Pull out every line below holding the word "this".

******

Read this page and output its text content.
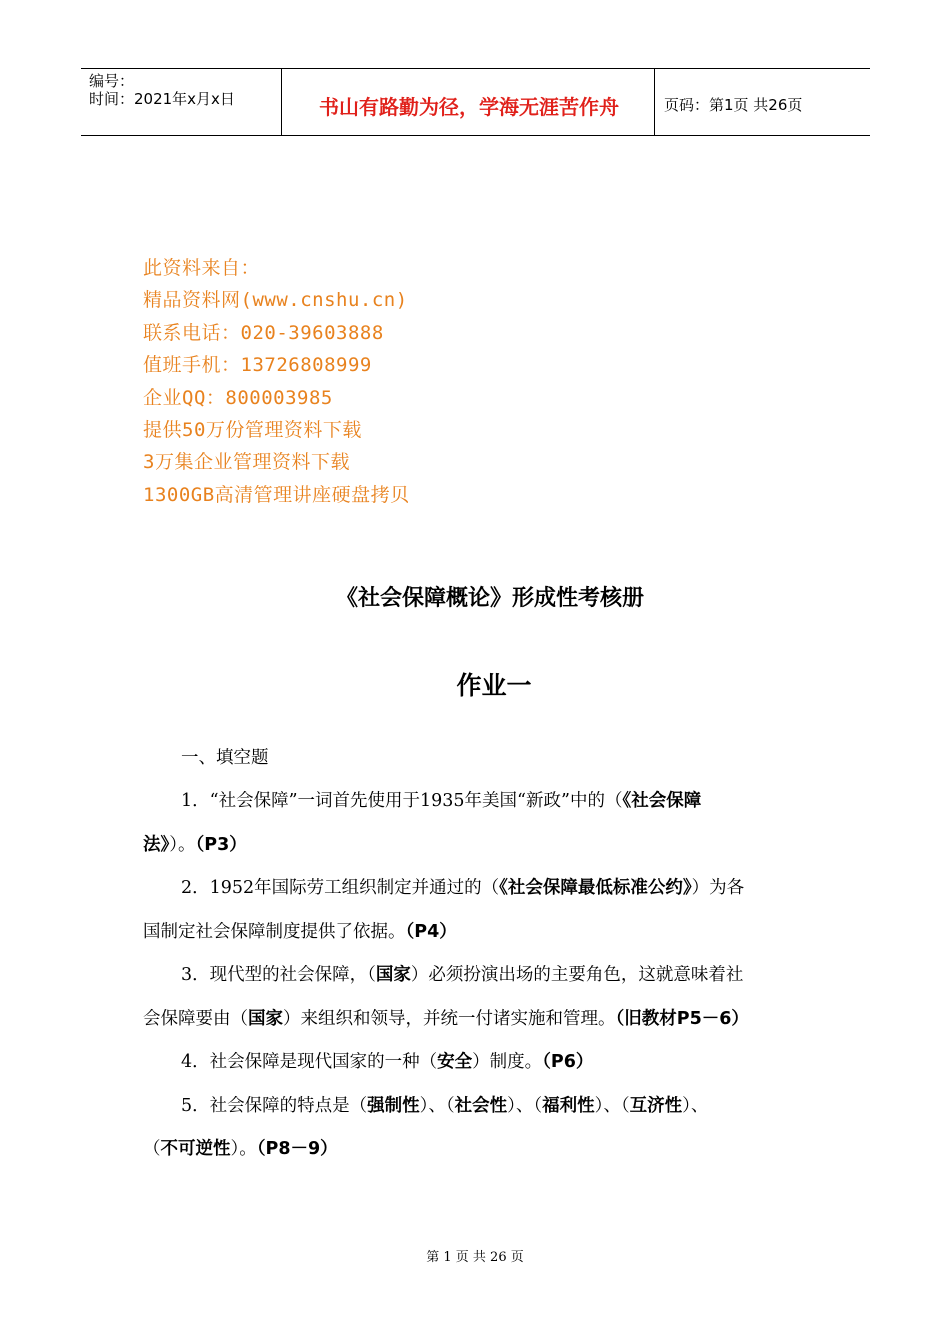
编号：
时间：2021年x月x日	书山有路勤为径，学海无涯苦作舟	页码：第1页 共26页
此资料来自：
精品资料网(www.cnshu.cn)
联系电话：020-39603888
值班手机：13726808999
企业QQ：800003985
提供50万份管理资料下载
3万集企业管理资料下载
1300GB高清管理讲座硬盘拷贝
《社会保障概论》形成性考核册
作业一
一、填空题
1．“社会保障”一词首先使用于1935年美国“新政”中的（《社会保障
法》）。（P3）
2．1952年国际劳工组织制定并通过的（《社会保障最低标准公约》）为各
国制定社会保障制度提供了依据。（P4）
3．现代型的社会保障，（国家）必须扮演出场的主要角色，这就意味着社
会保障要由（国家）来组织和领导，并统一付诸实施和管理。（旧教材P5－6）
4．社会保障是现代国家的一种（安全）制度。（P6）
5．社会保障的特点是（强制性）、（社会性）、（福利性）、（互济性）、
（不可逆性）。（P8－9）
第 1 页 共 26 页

******

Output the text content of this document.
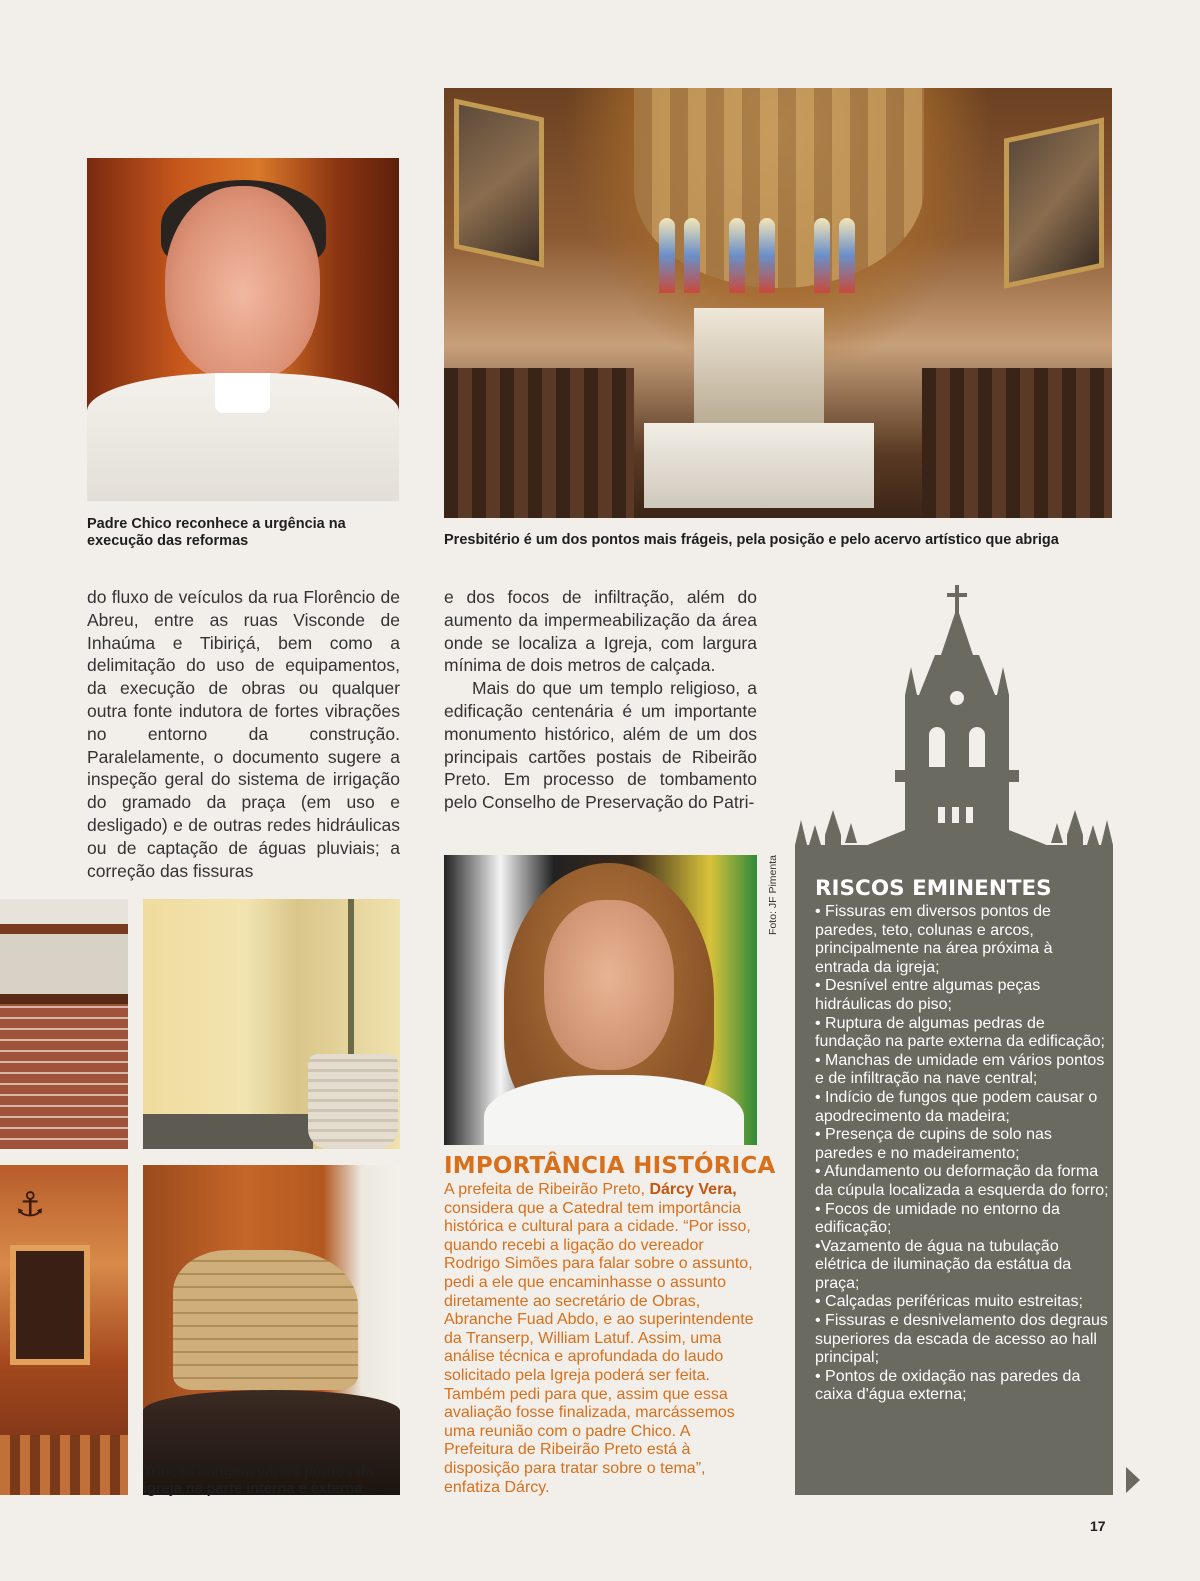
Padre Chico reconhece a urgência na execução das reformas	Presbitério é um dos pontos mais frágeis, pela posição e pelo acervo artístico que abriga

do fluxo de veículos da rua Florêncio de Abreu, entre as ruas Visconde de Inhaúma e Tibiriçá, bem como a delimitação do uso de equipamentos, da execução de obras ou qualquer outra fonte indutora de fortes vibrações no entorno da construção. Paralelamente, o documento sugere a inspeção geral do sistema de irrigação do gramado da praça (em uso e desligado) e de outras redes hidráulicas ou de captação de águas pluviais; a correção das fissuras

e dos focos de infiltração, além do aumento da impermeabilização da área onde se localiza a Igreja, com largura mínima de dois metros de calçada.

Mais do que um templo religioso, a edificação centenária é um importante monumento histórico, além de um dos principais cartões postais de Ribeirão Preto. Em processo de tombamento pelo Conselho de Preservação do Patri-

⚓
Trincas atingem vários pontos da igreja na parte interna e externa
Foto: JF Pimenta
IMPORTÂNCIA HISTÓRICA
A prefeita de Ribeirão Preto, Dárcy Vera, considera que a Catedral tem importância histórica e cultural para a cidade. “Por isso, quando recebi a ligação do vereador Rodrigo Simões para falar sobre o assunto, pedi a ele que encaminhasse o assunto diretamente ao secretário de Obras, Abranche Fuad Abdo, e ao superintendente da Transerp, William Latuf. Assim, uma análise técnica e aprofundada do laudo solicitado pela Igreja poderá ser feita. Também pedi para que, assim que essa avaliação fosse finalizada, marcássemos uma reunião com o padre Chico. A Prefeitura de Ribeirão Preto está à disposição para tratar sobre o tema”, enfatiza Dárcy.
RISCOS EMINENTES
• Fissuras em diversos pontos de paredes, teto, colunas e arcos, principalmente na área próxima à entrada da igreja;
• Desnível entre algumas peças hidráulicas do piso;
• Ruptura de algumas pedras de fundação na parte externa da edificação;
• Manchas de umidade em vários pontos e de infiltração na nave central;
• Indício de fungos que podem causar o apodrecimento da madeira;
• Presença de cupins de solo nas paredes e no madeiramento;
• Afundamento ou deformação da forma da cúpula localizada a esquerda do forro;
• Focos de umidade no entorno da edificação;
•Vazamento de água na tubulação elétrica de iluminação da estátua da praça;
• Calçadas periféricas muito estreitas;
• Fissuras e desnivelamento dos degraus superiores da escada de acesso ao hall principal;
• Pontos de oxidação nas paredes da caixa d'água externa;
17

******

### Exercise solution:
Read this page and output its text content.
Output the text content of this document.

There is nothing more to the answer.